- [WHAT YOU HAVE TO DO] Find the lines of data that contain the string "Watkins", then list them.

**********

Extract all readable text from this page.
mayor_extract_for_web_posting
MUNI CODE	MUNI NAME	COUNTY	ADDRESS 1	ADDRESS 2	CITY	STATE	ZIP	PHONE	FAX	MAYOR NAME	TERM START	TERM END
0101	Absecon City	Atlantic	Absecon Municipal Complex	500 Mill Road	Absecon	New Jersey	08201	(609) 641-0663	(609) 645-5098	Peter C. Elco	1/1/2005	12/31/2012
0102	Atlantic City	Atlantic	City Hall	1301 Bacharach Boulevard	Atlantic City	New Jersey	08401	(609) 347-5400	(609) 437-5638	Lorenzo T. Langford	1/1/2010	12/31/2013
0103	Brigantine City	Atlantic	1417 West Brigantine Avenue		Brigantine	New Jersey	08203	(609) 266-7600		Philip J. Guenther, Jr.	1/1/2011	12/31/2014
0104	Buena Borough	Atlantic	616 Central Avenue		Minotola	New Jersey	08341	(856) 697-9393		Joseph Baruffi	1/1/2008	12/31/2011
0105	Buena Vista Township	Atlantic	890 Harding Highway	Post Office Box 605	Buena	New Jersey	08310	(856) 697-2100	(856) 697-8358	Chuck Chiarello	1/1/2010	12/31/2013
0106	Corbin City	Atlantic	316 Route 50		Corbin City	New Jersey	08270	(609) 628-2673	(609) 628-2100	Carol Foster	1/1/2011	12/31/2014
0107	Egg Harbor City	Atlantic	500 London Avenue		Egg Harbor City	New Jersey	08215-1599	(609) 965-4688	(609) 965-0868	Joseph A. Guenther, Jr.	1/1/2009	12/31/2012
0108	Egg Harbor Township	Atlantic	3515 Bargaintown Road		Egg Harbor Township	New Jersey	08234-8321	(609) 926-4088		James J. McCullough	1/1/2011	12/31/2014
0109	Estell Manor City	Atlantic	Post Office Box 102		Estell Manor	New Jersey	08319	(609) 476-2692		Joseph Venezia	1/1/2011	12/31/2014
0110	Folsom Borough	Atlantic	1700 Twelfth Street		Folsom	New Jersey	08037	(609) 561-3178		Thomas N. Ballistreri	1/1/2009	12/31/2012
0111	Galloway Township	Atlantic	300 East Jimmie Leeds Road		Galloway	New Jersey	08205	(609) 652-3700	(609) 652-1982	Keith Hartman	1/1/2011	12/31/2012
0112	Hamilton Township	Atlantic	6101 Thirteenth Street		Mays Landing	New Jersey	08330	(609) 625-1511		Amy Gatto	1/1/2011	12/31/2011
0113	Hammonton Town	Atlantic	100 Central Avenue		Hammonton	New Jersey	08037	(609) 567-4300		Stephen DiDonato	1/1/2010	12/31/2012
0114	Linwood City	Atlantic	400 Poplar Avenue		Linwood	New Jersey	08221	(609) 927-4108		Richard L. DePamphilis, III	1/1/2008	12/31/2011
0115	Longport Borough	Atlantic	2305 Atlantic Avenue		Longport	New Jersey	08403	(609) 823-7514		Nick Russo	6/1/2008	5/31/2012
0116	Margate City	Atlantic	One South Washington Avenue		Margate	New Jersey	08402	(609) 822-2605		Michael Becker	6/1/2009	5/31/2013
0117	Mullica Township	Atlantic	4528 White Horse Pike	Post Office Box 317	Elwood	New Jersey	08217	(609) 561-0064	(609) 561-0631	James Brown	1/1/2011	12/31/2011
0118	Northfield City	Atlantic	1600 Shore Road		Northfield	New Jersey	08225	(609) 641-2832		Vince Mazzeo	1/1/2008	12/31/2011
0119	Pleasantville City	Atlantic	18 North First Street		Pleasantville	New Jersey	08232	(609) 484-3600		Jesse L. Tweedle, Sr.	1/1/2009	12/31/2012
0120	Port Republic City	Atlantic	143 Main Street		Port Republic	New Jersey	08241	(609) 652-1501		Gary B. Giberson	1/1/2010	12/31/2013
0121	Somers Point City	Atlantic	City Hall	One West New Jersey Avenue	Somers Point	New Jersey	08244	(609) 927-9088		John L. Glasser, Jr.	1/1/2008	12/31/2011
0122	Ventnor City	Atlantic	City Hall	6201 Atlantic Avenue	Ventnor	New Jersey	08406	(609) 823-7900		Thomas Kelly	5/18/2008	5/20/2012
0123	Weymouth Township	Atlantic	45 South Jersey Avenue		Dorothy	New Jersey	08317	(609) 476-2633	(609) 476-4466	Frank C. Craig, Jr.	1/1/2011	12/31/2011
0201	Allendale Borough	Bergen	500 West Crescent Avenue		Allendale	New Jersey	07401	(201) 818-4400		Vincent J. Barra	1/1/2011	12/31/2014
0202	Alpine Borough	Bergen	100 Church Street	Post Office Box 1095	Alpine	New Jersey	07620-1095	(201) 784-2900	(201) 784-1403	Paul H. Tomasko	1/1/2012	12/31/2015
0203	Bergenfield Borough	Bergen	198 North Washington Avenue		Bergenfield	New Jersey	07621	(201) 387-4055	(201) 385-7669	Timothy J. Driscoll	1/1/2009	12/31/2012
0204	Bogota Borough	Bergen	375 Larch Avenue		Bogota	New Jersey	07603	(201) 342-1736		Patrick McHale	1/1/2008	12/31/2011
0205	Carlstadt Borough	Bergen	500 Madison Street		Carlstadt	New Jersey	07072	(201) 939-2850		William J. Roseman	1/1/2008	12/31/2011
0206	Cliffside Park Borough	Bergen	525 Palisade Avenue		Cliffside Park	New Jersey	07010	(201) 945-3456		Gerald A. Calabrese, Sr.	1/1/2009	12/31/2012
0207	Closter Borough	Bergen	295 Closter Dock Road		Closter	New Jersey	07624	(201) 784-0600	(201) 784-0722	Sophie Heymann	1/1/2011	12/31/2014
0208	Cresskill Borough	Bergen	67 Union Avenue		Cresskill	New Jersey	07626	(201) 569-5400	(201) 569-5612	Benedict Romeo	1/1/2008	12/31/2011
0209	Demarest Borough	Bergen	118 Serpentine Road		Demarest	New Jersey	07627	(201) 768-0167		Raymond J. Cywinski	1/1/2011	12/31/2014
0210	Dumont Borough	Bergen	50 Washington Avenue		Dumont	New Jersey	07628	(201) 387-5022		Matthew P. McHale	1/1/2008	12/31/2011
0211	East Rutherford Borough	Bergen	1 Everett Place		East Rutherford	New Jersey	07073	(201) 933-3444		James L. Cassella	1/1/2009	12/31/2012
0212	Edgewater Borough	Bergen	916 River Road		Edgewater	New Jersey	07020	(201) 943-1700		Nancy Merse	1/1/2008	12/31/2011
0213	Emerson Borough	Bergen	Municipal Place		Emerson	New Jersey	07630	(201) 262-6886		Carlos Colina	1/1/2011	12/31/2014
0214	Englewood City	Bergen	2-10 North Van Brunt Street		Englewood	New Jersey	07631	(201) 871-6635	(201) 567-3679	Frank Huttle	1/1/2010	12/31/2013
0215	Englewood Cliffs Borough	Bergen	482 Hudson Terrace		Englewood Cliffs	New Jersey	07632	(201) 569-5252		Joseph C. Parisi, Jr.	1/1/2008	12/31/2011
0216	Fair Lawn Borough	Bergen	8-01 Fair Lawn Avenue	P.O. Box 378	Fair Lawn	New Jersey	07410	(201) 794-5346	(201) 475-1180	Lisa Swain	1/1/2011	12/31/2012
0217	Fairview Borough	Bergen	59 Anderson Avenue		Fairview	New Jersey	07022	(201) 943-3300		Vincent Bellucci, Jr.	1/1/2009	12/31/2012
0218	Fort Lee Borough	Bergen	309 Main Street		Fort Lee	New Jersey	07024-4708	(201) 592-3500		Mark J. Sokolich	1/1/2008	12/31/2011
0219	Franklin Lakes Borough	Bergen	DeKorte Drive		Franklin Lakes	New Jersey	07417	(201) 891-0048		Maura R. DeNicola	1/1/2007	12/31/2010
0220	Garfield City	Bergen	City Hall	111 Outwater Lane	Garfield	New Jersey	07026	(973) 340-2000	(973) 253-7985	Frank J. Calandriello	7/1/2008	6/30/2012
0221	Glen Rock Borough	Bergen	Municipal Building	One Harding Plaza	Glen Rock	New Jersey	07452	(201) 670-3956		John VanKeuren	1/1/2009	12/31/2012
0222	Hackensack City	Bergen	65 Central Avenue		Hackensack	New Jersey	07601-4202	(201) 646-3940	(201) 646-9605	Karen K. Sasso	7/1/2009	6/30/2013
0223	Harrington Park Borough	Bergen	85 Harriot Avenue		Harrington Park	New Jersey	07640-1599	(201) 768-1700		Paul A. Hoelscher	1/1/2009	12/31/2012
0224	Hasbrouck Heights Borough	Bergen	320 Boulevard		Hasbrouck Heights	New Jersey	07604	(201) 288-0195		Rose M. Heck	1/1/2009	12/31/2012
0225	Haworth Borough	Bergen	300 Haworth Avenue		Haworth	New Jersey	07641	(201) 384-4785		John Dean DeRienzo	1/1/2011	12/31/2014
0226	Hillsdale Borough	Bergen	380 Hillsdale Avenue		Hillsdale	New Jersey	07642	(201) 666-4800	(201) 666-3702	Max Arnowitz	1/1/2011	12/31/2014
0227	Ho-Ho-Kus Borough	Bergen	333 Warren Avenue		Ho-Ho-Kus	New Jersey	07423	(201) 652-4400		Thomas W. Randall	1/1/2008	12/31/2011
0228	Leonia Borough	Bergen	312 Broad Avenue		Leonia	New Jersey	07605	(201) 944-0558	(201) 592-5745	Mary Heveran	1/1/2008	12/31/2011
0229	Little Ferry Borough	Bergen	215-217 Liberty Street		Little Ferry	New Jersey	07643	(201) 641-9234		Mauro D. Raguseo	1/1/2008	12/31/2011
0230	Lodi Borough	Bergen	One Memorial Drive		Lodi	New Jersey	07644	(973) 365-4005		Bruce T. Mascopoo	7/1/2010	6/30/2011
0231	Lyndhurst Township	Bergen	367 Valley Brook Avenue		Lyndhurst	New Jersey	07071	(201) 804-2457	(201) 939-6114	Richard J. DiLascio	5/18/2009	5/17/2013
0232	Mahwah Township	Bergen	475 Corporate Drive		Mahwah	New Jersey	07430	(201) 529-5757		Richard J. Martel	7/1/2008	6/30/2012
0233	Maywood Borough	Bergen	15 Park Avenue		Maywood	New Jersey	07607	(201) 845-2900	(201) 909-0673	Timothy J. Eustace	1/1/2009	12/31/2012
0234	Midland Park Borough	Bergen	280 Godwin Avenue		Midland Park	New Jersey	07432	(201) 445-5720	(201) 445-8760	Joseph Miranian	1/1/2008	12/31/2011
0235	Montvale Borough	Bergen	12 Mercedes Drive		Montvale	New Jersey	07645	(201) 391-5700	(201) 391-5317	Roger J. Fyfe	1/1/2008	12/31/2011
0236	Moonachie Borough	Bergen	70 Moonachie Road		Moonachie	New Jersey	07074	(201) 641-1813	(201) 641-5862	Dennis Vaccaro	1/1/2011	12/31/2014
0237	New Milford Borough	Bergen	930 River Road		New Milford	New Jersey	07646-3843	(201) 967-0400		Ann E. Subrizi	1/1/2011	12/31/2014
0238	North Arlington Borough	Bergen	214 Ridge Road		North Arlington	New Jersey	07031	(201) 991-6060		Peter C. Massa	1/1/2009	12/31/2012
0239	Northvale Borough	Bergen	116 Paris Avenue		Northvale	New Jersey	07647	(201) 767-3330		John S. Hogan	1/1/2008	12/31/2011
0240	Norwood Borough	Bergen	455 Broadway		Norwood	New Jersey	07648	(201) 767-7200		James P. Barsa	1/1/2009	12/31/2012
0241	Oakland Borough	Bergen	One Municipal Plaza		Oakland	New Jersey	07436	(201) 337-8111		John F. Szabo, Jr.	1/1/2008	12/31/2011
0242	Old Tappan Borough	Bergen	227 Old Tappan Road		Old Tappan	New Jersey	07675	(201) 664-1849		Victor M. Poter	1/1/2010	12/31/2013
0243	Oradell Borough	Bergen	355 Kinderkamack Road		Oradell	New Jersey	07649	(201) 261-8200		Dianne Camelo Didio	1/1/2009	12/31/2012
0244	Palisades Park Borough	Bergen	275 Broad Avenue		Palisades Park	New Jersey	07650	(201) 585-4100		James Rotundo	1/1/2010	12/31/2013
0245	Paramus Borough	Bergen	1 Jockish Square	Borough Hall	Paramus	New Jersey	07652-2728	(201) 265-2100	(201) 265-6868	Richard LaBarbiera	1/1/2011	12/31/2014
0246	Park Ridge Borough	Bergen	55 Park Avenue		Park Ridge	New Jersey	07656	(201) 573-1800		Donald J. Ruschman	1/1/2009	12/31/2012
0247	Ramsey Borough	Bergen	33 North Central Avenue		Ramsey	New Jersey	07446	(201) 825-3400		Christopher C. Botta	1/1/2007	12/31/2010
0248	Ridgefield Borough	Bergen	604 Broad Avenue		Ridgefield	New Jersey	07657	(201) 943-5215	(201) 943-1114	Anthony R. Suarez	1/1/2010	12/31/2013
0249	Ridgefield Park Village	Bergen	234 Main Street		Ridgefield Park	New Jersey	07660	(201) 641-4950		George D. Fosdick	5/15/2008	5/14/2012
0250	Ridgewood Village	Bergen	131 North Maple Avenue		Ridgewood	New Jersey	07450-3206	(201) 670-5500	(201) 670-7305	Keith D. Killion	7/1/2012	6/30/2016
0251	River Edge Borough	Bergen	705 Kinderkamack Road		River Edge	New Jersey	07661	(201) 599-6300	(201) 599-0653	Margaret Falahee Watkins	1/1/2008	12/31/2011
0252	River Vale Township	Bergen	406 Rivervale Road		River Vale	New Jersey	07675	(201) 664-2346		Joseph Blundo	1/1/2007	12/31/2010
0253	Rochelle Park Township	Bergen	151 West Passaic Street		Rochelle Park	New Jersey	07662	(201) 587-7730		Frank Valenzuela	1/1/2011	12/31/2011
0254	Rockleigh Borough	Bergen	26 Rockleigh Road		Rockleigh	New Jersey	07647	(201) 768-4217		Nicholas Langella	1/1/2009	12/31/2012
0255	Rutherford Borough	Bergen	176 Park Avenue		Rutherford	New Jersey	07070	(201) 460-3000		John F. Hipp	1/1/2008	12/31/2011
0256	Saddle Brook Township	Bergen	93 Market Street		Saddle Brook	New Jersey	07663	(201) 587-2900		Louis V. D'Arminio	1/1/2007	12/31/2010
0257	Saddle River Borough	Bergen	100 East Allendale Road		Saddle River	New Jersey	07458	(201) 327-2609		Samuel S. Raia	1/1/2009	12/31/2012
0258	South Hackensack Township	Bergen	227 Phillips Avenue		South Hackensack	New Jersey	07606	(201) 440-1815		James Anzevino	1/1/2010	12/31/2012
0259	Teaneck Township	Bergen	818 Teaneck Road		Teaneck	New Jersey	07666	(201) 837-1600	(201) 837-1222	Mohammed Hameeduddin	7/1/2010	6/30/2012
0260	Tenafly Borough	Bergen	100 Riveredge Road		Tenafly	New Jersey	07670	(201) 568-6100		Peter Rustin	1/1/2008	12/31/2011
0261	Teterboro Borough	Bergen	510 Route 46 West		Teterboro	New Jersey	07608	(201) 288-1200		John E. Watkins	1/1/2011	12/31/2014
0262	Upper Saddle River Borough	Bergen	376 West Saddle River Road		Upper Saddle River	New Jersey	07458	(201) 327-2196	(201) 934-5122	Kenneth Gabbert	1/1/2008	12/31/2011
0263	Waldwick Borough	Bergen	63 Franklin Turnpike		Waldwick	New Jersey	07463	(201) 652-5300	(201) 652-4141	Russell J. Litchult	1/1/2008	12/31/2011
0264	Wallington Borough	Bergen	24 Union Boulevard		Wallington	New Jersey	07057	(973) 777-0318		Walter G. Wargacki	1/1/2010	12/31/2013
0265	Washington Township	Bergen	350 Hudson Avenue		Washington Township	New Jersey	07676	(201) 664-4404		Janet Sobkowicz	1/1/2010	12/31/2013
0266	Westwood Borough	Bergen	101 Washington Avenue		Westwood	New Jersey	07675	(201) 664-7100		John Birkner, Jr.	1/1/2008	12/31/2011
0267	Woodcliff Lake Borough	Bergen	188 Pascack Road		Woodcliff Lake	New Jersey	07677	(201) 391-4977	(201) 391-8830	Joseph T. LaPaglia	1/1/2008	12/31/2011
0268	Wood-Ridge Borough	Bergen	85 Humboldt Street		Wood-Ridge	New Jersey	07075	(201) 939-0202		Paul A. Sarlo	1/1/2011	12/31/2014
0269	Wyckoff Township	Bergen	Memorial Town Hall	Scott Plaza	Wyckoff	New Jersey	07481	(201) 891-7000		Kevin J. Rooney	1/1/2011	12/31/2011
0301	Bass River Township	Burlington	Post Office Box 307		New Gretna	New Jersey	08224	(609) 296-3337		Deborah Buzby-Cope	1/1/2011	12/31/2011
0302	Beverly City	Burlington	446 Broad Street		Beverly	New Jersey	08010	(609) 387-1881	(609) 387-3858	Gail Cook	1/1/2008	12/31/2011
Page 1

**********

- [RESULT]
0251	River Edge Borough	Bergen	705 Kinderkamack Road		River Edge	New Jersey	07661	(201) 599-6300	(201) 599-0653	Margaret Falahee Watkins	1/1/2008	12/31/2011
0261	Teterboro Borough	Bergen	510 Route 46 West		Teterboro	New Jersey	07608	(201) 288-1200		John E. Watkins	1/1/2011	12/31/2014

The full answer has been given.